**Written instruction**
For each line in the data below that holds "this", return a copy.

**Figure record listings**

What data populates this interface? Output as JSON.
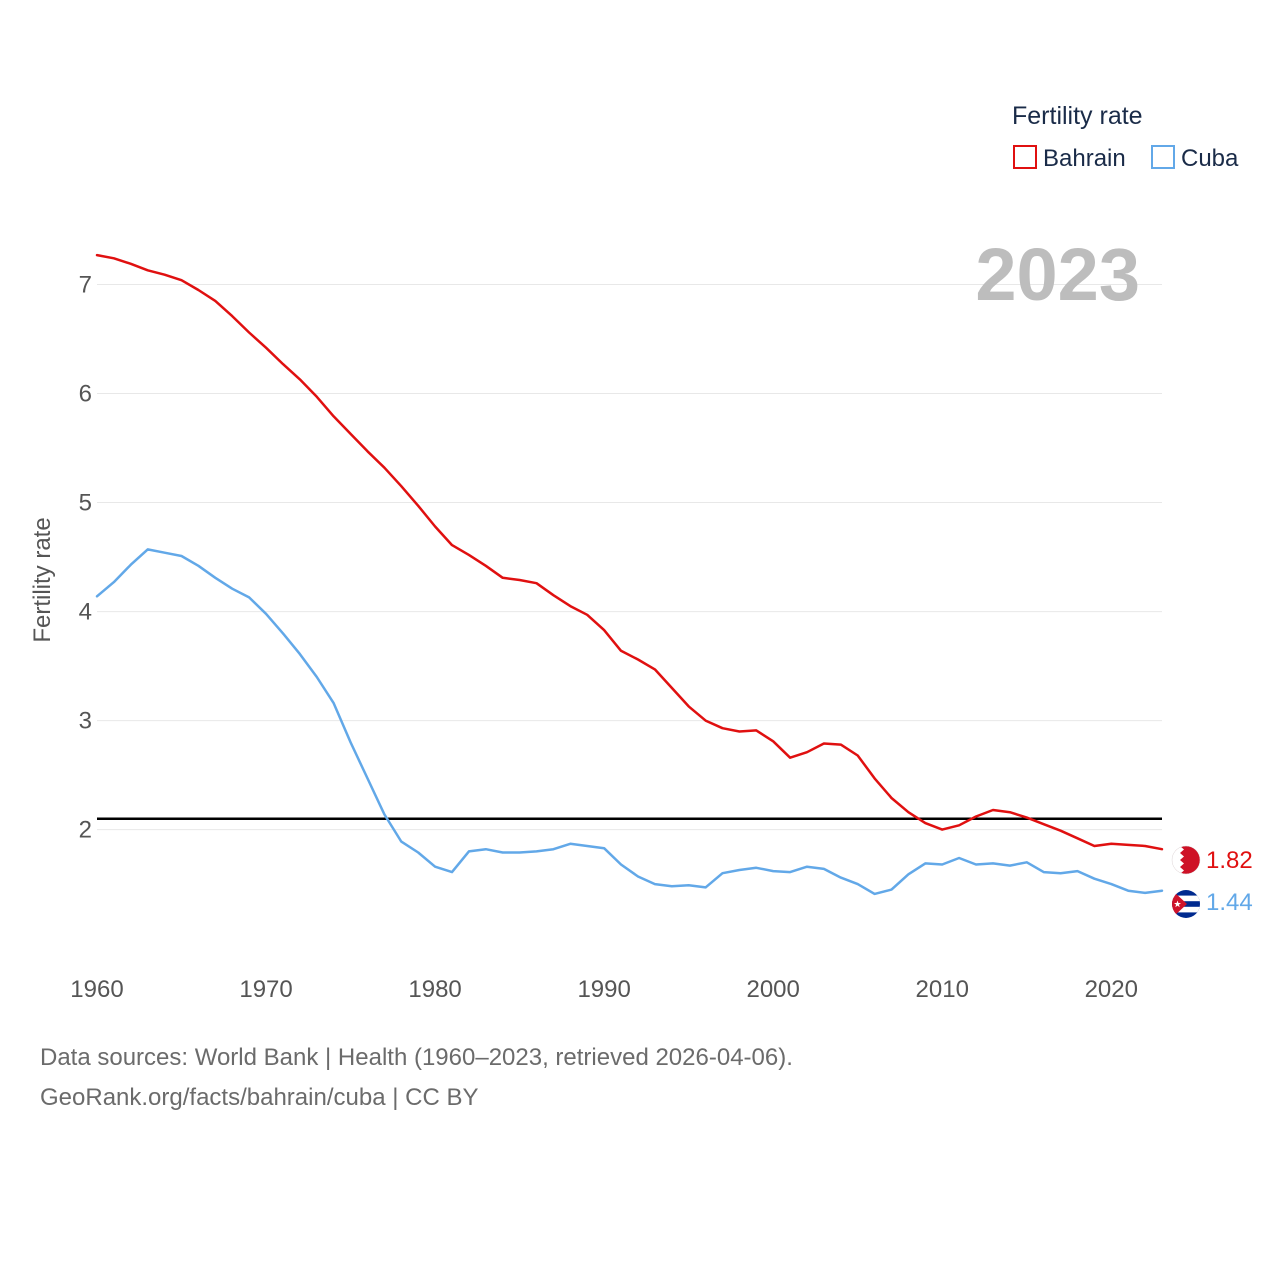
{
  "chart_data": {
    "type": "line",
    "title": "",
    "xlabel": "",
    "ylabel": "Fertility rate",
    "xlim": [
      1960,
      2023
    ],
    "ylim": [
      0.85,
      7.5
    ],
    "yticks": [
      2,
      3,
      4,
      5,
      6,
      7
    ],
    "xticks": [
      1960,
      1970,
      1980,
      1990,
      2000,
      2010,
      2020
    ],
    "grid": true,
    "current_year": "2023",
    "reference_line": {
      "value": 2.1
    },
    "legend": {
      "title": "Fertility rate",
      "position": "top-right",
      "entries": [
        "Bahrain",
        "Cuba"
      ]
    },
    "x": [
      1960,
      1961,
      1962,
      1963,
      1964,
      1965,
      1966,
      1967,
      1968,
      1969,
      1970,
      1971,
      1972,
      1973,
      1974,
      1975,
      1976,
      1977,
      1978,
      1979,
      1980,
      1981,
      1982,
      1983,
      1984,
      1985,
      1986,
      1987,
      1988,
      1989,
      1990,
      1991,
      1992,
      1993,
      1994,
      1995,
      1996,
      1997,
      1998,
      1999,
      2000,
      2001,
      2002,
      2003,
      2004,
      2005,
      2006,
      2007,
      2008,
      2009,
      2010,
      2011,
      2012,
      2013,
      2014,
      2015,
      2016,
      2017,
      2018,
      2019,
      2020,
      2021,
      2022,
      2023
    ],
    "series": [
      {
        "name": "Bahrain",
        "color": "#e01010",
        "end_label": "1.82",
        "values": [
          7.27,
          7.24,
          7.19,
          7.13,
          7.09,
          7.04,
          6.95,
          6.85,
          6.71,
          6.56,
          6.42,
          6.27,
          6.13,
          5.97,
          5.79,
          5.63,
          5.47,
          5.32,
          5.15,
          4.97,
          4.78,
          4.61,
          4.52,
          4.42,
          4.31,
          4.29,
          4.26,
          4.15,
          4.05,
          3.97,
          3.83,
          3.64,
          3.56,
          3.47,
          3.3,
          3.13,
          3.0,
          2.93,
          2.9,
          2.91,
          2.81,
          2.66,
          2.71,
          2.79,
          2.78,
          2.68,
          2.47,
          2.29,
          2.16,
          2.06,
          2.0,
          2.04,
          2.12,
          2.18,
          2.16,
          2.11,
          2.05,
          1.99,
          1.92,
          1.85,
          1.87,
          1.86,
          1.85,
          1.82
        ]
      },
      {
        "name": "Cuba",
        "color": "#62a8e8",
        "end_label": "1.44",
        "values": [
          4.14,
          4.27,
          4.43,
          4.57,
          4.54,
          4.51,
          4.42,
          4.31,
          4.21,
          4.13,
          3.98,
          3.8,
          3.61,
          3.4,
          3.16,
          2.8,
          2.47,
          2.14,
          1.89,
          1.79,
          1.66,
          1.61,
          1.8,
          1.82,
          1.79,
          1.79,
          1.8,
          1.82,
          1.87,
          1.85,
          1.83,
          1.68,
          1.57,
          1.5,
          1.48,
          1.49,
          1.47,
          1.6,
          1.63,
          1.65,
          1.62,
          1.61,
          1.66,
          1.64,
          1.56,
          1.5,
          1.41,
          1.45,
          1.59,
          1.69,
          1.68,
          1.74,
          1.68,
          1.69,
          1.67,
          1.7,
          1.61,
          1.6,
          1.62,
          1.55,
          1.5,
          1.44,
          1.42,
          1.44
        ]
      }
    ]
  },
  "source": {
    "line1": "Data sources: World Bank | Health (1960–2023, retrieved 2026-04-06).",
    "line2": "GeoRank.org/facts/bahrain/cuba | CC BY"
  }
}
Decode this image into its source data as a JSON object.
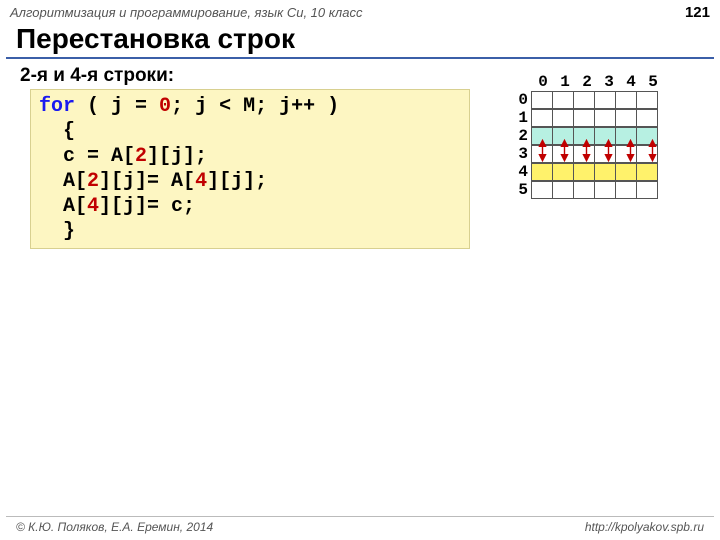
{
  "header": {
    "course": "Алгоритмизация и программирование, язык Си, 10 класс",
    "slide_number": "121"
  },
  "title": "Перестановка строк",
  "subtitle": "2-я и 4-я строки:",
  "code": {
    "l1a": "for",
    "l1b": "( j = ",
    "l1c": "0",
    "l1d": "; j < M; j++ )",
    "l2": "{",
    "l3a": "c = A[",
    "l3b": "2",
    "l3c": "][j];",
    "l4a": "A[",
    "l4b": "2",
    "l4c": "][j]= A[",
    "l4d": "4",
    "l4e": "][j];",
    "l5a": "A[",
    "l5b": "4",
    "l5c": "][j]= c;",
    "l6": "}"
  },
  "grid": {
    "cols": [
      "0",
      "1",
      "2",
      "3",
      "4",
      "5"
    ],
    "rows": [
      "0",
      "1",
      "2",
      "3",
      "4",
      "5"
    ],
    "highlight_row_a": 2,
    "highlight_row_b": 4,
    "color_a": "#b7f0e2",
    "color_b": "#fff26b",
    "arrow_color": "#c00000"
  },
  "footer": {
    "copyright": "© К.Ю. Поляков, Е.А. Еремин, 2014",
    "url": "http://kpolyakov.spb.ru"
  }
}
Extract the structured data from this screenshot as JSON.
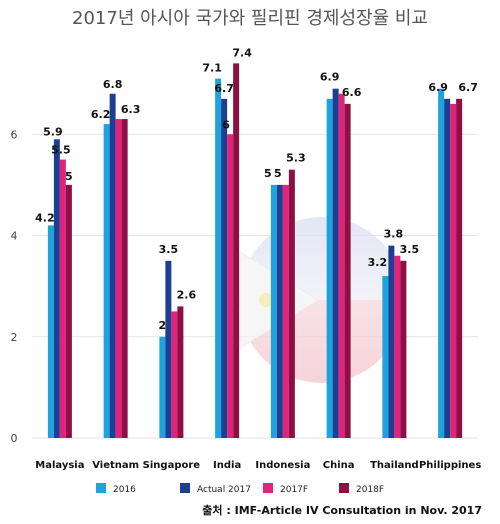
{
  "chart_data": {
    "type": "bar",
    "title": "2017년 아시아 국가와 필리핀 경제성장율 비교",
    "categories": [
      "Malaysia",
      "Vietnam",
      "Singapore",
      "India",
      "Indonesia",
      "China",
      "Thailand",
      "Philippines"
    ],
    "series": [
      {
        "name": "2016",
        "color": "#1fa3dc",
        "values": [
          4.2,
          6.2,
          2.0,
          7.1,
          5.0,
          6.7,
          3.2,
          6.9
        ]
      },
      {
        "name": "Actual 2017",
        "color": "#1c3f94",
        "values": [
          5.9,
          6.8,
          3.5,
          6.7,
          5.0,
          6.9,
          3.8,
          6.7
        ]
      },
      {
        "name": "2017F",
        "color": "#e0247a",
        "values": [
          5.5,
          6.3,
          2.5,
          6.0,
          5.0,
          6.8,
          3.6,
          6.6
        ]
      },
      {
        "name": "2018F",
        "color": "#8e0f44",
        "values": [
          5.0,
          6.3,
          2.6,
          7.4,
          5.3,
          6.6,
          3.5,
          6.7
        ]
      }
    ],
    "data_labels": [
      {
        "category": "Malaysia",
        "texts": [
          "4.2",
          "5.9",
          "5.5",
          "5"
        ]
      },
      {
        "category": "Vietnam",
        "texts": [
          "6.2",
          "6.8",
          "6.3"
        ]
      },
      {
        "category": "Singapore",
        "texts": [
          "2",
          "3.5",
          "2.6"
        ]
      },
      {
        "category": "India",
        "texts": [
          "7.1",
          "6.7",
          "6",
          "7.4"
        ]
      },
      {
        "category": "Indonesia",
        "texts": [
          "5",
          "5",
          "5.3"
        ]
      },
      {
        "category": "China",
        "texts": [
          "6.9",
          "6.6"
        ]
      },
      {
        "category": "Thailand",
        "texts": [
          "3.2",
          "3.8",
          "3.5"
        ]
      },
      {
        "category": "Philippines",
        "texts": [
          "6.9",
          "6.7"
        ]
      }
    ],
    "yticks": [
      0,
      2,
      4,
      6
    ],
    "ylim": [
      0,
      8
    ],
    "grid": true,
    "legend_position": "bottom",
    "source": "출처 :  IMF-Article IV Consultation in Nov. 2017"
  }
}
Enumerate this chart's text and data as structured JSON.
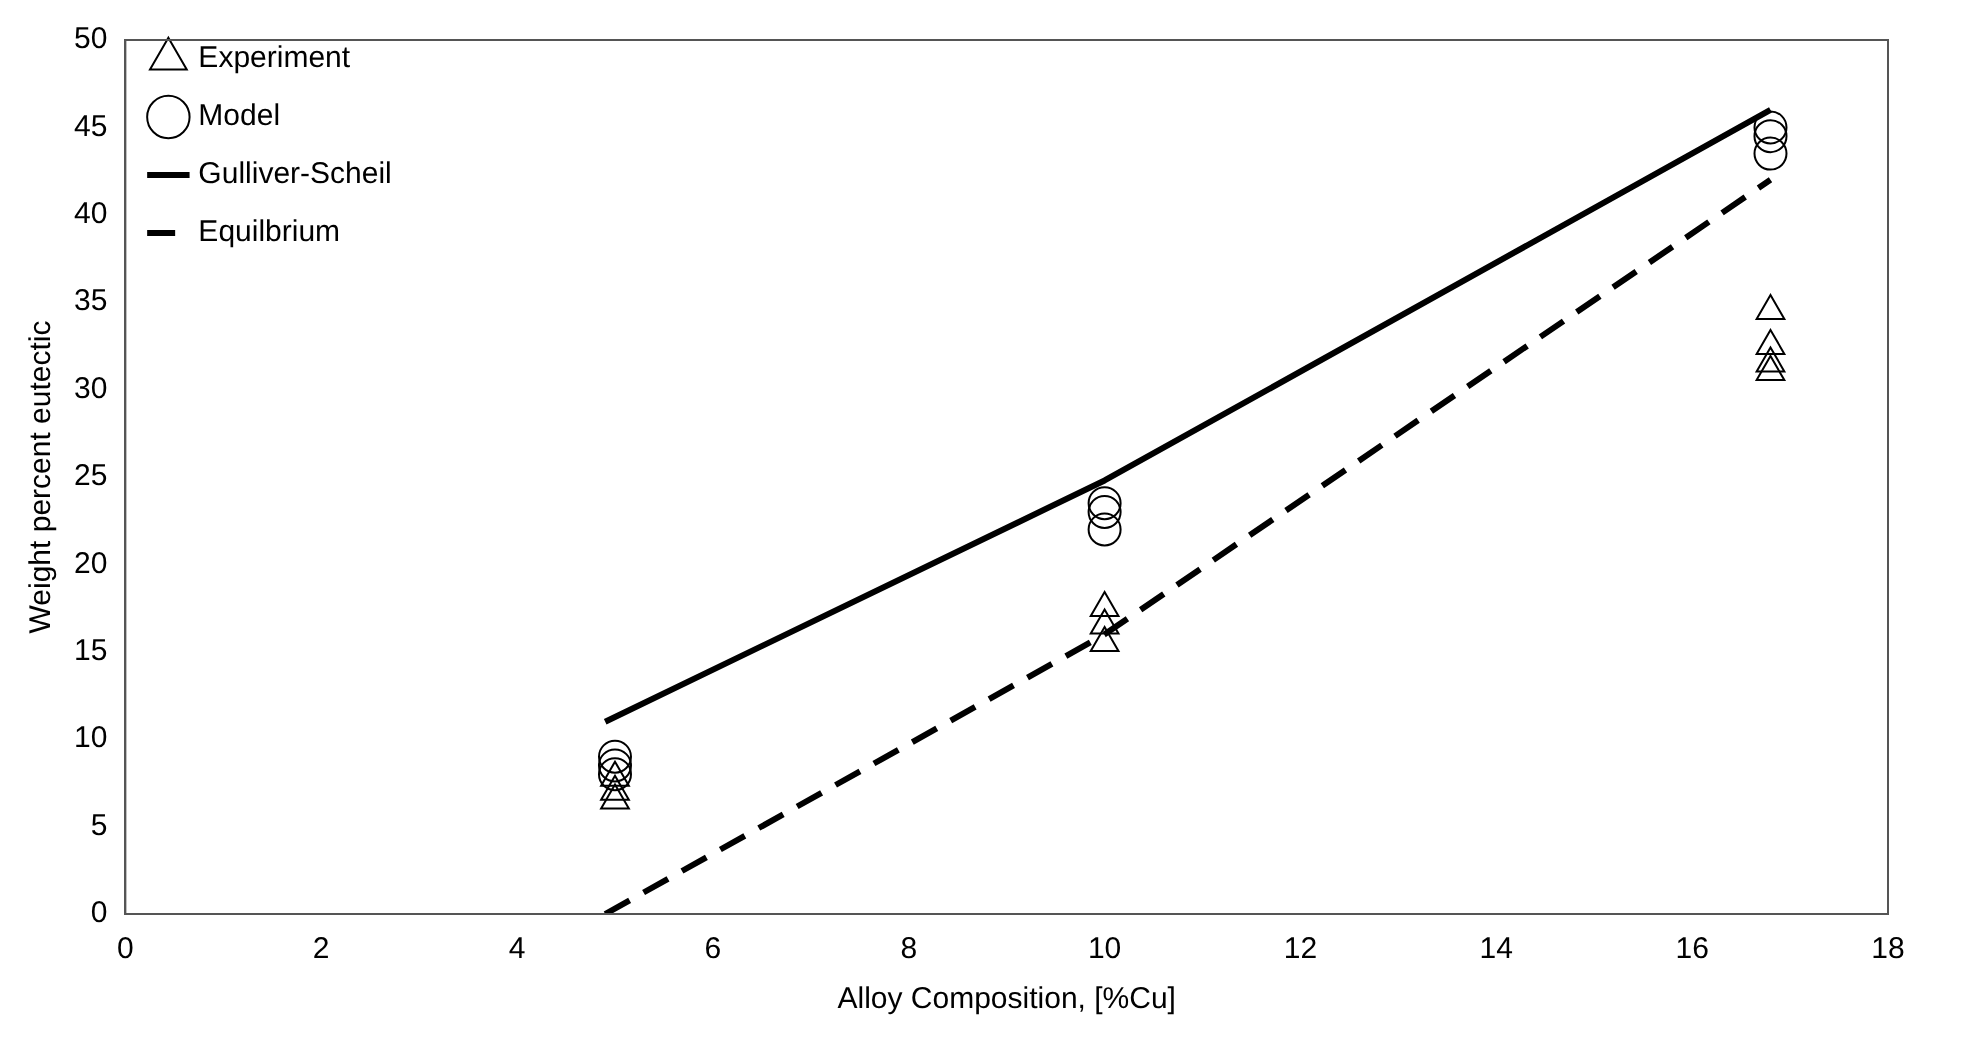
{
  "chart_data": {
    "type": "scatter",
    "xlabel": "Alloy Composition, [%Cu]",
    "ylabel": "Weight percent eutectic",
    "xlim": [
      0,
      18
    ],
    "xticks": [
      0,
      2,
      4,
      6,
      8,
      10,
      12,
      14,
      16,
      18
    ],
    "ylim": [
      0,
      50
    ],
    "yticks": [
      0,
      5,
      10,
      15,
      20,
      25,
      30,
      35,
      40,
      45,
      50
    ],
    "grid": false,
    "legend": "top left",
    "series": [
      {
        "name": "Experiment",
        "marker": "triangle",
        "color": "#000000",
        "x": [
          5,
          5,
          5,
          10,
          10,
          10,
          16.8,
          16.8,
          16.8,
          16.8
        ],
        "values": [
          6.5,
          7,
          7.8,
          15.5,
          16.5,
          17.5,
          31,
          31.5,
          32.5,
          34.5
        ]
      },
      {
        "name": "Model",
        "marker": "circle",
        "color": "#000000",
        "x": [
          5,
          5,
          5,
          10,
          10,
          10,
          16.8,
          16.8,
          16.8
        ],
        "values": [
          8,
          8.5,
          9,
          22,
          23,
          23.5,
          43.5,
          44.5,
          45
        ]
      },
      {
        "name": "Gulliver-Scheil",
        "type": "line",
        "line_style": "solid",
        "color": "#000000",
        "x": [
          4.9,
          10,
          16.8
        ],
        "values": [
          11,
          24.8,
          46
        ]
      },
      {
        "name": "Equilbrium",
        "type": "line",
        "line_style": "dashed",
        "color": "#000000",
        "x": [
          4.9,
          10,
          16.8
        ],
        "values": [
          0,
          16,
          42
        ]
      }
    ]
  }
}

**Task output**
What data populates this interface? Output as JSON.
Decode this image into its source data as a JSON object.
Extract the structured data from this screenshot as JSON.
Enumerate this chart's text and data as structured JSON.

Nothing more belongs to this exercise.